Transcribe the records below exactly as they appear.

Data section start

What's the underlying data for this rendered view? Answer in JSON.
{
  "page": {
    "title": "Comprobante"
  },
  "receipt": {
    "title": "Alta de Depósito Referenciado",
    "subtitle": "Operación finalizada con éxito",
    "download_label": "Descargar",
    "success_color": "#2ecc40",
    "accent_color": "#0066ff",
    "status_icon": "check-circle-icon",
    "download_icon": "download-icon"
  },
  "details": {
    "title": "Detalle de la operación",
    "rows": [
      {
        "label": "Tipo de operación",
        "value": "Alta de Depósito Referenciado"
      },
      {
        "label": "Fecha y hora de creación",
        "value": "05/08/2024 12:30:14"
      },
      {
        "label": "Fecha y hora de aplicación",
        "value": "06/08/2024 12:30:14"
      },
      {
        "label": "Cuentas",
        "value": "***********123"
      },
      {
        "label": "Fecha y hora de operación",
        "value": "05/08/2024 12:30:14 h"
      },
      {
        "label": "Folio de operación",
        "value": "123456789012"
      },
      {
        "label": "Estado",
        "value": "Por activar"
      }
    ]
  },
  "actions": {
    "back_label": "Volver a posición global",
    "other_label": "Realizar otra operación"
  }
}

Data section end

Full output
What's the underlying data for this rendered view? Answer in JSON.
{
  "page": {
    "title": "Comprobante"
  },
  "receipt": {
    "title": "Alta de Depósito Referenciado",
    "subtitle": "Operación finalizada con éxito",
    "download_label": "Descargar",
    "success_color": "#2ecc40",
    "accent_color": "#0066ff",
    "status_icon": "check-circle-icon",
    "download_icon": "download-icon"
  },
  "details": {
    "title": "Detalle de la operación",
    "rows": [
      {
        "label": "Tipo de operación",
        "value": "Alta de Depósito Referenciado"
      },
      {
        "label": "Fecha y hora de creación",
        "value": "05/08/2024 12:30:14"
      },
      {
        "label": "Fecha y hora de aplicación",
        "value": "06/08/2024 12:30:14"
      },
      {
        "label": "Cuentas",
        "value": "***********123"
      },
      {
        "label": "Fecha y hora de operación",
        "value": "05/08/2024 12:30:14 h"
      },
      {
        "label": "Folio de operación",
        "value": "123456789012"
      },
      {
        "label": "Estado",
        "value": "Por activar"
      }
    ]
  },
  "actions": {
    "back_label": "Volver a posición global",
    "other_label": "Realizar otra operación"
  }
}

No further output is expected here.